Stated exercise: In the entries below, identify every line with the string "document" and copy it.

Start of The data

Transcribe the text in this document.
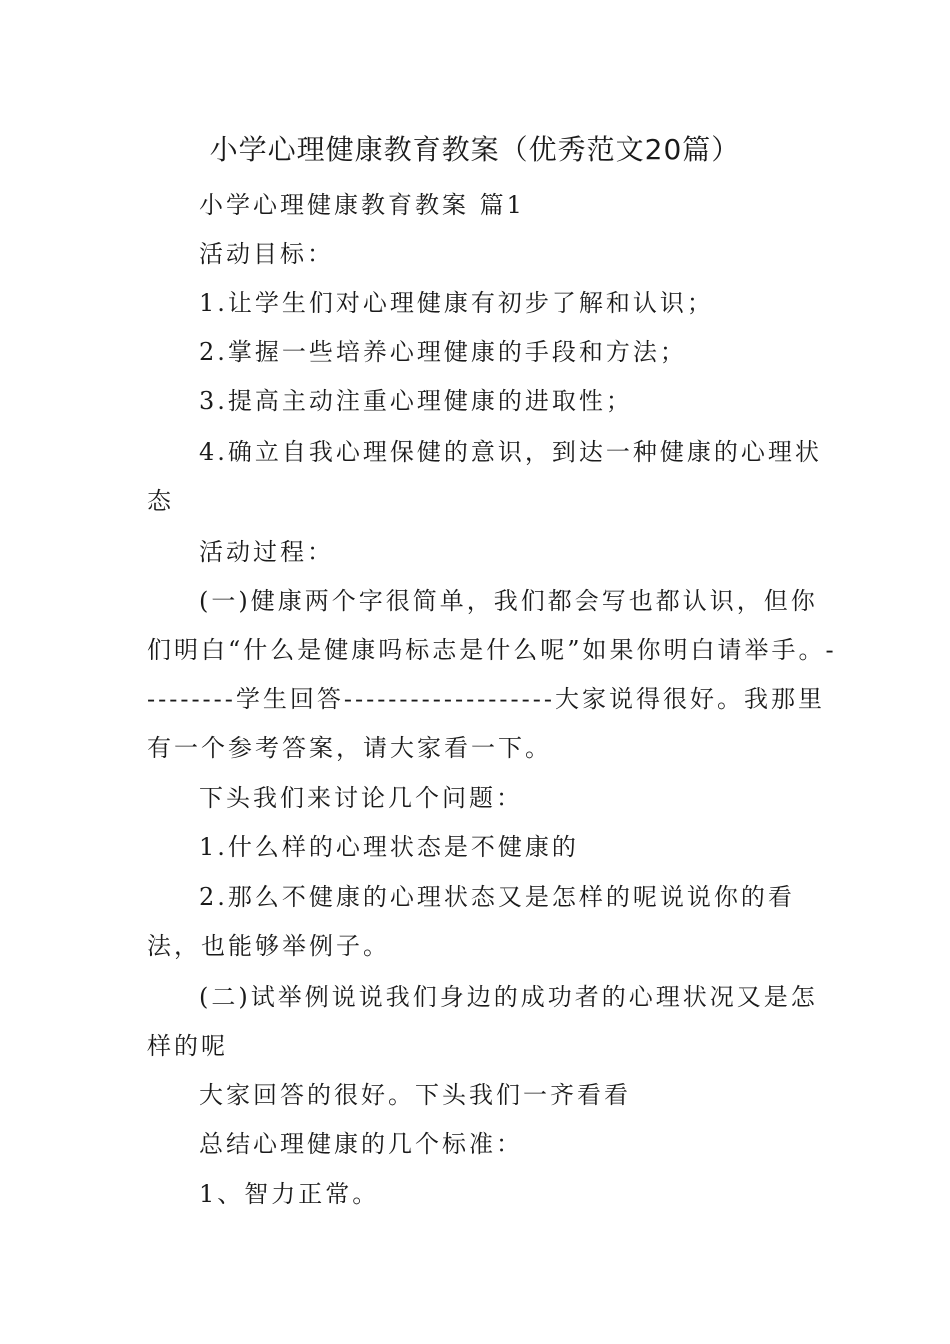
小学心理健康教育教案（优秀范文20篇）

小学心理健康教育教案 篇1

活动目标：

1.让学生们对心理健康有初步了解和认识；

2.掌握一些培养心理健康的手段和方法；

3.提高主动注重心理健康的进取性；

4.确立自我心理保健的意识，到达一种健康的心理状态

活动过程：

(一)健康两个字很简单，我们都会写也都认识，但你们明白“什么是健康吗标志是什么呢”如果你明白请举手。---------学生回答-------------------大家说得很好。我那里有一个参考答案，请大家看一下。

下头我们来讨论几个问题：

1.什么样的心理状态是不健康的

2.那么不健康的心理状态又是怎样的呢说说你的看法，也能够举例子。

(二)试举例说说我们身边的成功者的心理状况又是怎样的呢

大家回答的很好。下头我们一齐看看

总结心理健康的几个标准：

1、智力正常。
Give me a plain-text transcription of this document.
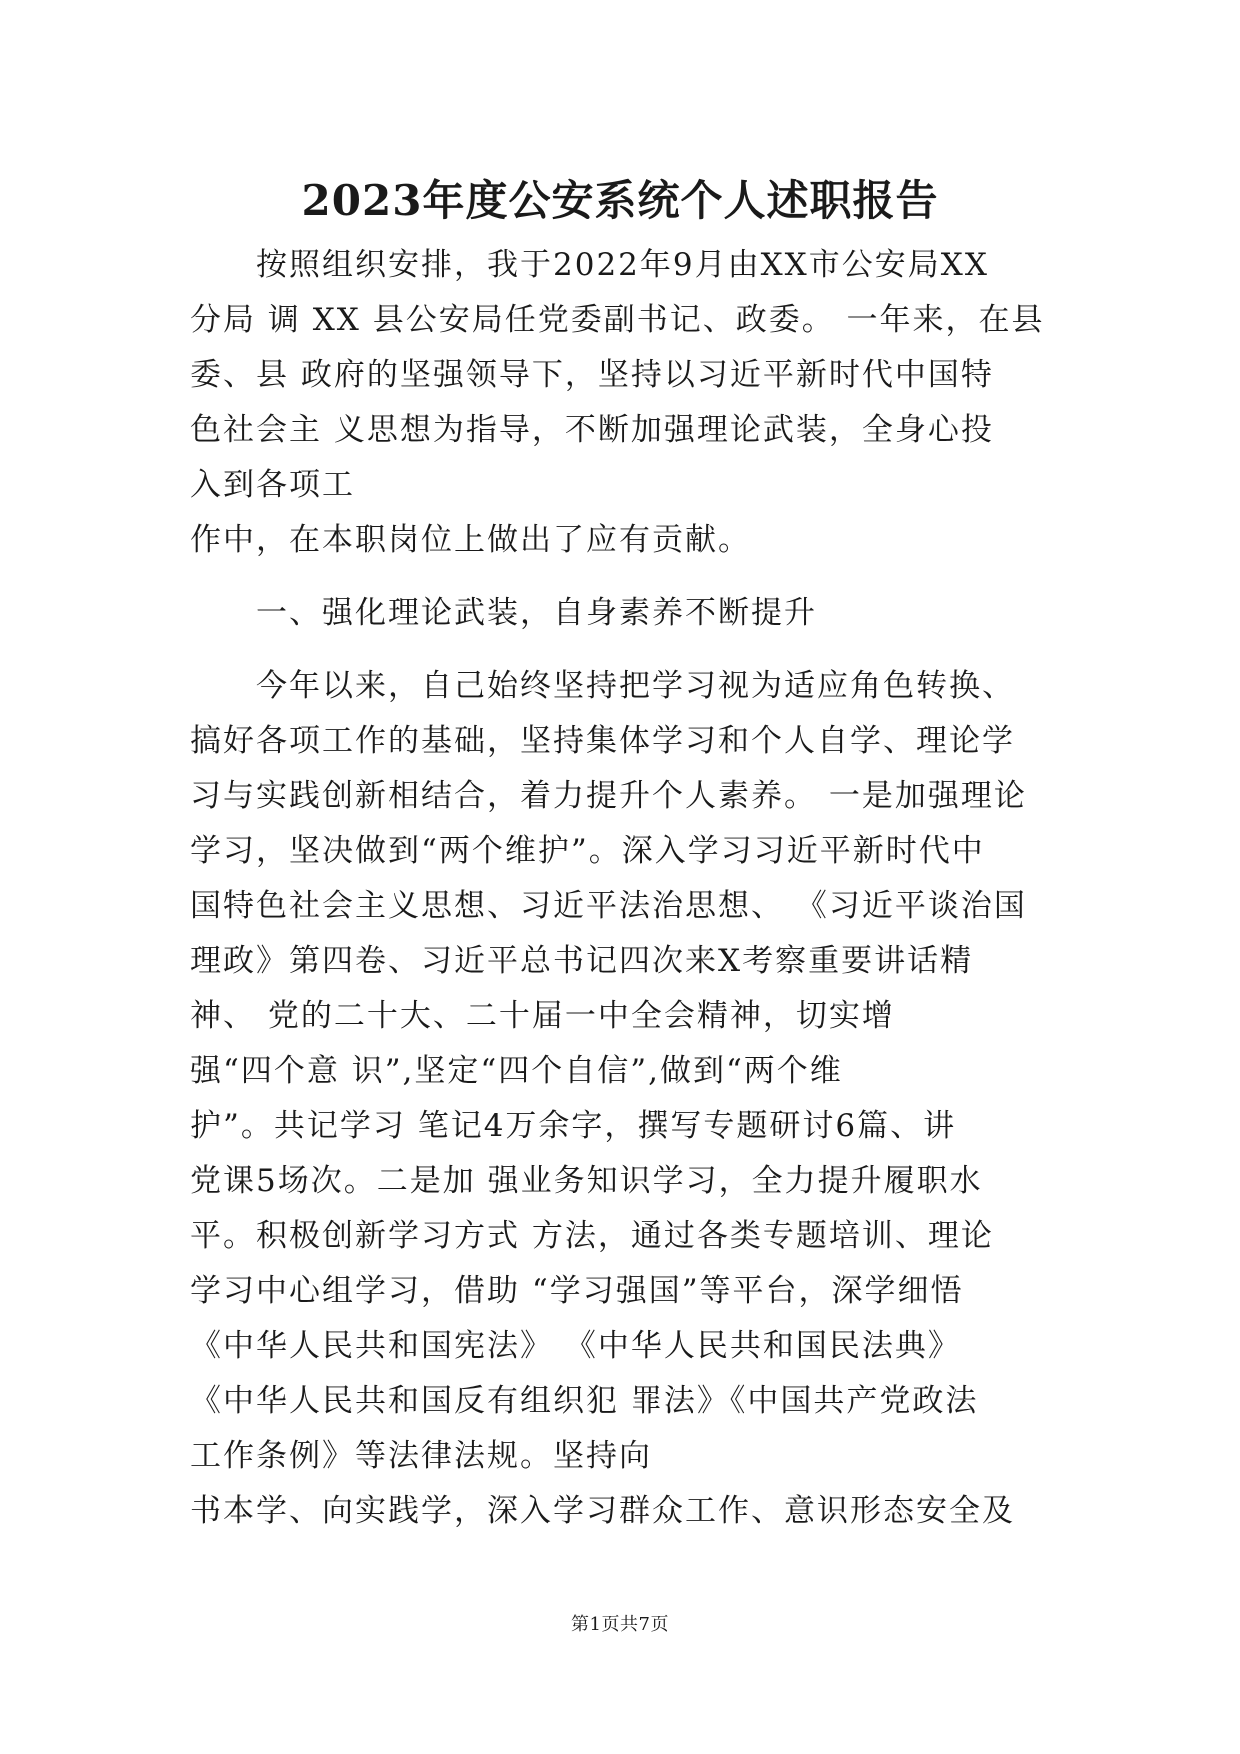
2023年度公安系统个人述职报告
按照组织安排，我于2022年9月由XX市公安局XX
分局 调 XX 县公安局任党委副书记、政委。 一年来，在县
委、县 政府的坚强领导下，坚持以习近平新时代中国特
色社会主 义思想为指导，不断加强理论武装，全身心投
入到各项工
作中，在本职岗位上做出了应有贡献。
一、强化理论武装，自身素养不断提升
今年以来，自己始终坚持把学习视为适应角色转换、
搞好各项工作的基础，坚持集体学习和个人自学、理论学
习与实践创新相结合，着力提升个人素养。 一是加强理论
学习，坚决做到“两个维护”。深入学习习近平新时代中
国特色社会主义思想、习近平法治思想、 《习近平谈治国
理政》第四卷、习近平总书记四次来X考察重要讲话精
神、 党的二十大、二十届一中全会精神，切实增
强“四个意 识”,坚定“四个自信”,做到“两个维
护”。共记学习 笔记4万余字，撰写专题研讨6篇、讲
党课5场次。二是加 强业务知识学习，全力提升履职水
平。积极创新学习方式 方法，通过各类专题培训、理论
学习中心组学习，借助 “学习强国”等平台，深学细悟
《中华人民共和国宪法》 《中华人民共和国民法典》
《中华人民共和国反有组织犯 罪法》《中国共产党政法
工作条例》等法律法规。坚持向
书本学、向实践学，深入学习群众工作、意识形态安全及
第1页共7页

End of The data

Finished exercise:
Transcribe the text in this document.
Give me a plain-text transcription of this document.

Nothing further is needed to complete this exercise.